Extracted records

start

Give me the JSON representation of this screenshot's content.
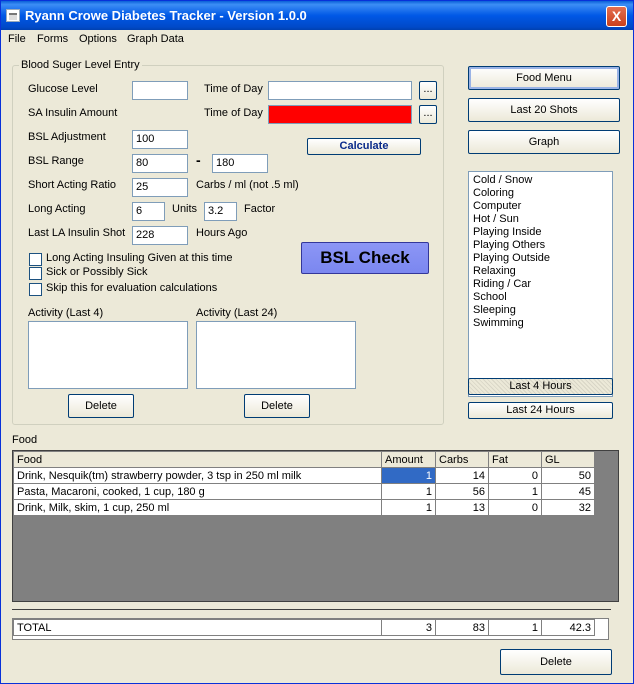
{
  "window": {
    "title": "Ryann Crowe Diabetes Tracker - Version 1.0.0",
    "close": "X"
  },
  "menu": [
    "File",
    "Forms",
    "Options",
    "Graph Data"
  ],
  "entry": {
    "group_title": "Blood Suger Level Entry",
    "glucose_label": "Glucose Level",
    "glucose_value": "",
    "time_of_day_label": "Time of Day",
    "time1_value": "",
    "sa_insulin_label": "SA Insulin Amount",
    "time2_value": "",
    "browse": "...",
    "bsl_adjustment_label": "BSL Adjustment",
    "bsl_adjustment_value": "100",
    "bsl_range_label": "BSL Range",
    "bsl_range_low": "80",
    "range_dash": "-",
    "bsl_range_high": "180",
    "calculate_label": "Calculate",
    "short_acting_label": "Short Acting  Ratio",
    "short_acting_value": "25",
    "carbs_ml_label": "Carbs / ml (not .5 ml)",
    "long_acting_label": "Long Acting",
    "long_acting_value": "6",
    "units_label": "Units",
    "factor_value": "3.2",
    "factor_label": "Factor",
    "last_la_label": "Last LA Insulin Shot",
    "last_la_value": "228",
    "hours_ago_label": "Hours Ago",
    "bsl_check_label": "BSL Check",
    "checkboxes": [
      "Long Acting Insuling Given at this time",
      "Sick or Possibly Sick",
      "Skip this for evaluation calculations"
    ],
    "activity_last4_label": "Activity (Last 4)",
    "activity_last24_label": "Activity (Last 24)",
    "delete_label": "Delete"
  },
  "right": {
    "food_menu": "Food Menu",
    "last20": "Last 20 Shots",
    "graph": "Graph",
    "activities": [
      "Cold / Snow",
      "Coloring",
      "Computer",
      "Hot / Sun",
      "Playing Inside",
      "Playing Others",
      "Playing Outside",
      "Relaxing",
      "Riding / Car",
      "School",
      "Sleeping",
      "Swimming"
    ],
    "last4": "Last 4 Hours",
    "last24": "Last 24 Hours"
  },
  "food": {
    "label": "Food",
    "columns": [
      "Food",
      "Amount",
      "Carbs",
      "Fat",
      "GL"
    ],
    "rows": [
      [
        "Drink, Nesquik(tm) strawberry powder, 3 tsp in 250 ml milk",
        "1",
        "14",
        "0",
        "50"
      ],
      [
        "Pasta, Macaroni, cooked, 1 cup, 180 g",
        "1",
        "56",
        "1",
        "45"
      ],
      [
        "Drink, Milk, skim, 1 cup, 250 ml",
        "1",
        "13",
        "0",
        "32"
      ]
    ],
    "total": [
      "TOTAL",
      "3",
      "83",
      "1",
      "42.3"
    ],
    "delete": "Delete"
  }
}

end
start

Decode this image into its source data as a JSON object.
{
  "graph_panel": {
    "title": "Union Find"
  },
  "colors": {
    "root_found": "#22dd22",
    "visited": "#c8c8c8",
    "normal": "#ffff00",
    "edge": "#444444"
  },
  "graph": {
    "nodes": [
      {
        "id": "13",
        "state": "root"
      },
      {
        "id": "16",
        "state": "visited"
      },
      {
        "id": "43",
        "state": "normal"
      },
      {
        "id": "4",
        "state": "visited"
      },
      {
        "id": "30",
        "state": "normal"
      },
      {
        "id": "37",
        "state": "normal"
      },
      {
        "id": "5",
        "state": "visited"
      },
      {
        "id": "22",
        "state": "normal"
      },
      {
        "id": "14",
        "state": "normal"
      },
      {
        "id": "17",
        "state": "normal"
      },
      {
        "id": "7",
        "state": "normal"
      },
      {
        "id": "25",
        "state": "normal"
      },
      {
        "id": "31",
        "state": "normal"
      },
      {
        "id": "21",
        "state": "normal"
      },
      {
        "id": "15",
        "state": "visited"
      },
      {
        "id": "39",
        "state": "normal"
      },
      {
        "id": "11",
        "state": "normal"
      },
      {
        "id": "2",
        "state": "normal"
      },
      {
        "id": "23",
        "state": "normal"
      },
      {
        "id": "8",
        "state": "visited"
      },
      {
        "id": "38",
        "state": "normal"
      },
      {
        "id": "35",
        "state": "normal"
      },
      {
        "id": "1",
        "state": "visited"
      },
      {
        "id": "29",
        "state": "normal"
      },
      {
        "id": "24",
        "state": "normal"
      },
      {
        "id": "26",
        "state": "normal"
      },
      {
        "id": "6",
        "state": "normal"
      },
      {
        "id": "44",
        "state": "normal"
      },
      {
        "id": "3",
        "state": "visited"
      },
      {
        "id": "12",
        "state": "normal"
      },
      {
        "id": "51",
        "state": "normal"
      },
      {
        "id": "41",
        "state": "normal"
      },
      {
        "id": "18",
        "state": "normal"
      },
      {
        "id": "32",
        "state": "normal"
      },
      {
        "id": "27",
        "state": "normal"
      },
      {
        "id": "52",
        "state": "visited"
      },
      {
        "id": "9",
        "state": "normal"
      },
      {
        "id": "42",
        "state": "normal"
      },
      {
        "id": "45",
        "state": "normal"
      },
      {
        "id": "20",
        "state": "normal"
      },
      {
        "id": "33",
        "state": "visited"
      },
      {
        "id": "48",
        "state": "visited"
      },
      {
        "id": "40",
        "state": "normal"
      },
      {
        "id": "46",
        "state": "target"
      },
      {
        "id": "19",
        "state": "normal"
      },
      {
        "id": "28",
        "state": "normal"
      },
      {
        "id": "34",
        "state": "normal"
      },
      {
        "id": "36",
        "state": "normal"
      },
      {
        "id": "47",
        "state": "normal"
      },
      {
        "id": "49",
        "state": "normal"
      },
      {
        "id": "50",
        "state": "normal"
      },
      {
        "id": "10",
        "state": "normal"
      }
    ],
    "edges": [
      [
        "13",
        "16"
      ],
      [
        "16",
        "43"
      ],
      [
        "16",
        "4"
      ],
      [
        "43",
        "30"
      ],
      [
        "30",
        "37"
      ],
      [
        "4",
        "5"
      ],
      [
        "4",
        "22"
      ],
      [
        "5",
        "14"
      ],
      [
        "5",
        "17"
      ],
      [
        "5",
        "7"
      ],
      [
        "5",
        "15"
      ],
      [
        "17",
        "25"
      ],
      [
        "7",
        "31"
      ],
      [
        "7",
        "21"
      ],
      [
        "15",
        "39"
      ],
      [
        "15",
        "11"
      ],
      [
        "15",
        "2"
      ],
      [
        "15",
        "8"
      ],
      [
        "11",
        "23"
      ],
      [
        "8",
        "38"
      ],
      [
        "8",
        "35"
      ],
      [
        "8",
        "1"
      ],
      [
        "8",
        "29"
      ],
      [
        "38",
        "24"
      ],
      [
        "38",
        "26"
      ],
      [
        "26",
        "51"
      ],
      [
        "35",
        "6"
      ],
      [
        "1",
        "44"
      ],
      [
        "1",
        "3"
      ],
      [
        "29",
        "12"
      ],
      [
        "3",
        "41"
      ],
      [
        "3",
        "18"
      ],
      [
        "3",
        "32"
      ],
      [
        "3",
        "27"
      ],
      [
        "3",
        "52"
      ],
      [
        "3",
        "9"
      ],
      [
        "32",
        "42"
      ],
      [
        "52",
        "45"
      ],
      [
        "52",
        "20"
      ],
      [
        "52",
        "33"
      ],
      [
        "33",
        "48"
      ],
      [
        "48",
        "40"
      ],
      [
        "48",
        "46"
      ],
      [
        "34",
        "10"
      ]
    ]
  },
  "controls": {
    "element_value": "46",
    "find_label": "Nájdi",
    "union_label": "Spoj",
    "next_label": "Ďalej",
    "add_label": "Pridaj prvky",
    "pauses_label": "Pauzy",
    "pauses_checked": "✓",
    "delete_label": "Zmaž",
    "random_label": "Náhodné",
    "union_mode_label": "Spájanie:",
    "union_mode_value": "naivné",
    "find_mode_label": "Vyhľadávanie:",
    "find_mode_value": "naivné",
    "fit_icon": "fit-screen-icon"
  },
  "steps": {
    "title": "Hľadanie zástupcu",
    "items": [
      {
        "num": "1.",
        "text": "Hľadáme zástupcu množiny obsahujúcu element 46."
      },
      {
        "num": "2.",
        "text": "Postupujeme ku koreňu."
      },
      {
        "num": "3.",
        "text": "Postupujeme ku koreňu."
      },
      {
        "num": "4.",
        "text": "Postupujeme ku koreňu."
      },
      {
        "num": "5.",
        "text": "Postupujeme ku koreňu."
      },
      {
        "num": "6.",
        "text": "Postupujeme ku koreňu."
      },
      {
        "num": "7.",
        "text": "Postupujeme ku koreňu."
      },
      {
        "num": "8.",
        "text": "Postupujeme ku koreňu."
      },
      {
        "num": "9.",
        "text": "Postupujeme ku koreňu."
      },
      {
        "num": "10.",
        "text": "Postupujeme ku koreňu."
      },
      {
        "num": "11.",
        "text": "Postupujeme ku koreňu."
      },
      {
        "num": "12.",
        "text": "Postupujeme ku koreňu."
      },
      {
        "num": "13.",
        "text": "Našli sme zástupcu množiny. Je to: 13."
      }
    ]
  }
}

end
start

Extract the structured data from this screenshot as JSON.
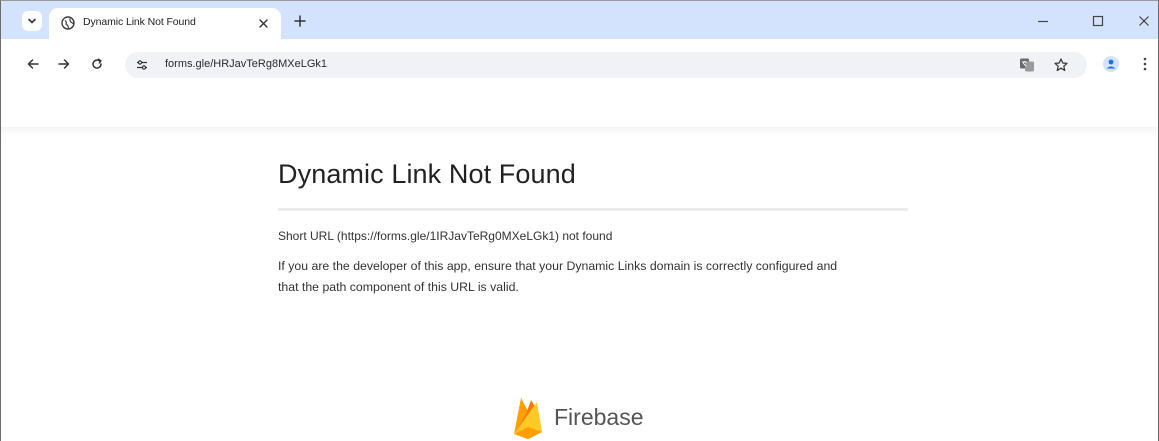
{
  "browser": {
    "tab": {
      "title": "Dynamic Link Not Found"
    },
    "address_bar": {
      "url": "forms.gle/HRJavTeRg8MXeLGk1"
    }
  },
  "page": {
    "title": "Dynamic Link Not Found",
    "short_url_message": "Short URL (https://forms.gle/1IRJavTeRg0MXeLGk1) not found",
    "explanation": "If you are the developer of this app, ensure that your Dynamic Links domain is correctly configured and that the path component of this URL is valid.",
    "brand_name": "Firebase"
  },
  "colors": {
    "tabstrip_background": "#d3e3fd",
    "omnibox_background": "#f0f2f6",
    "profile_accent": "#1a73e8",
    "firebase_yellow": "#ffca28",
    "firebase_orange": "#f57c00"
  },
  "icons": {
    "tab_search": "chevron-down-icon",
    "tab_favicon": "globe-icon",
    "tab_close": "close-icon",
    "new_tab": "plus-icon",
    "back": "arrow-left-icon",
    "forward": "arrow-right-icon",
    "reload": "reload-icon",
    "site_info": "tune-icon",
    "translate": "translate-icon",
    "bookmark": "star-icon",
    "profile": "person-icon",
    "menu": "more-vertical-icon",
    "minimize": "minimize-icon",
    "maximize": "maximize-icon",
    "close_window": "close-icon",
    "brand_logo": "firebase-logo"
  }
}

end

What to produce
From the records above, pull out every line containing the word "Hours".

Exercise solution
    "hours_ago_label": "Hours Ago",
    "last4": "Last 4 Hours",
    "last24": "Last 24 Hours"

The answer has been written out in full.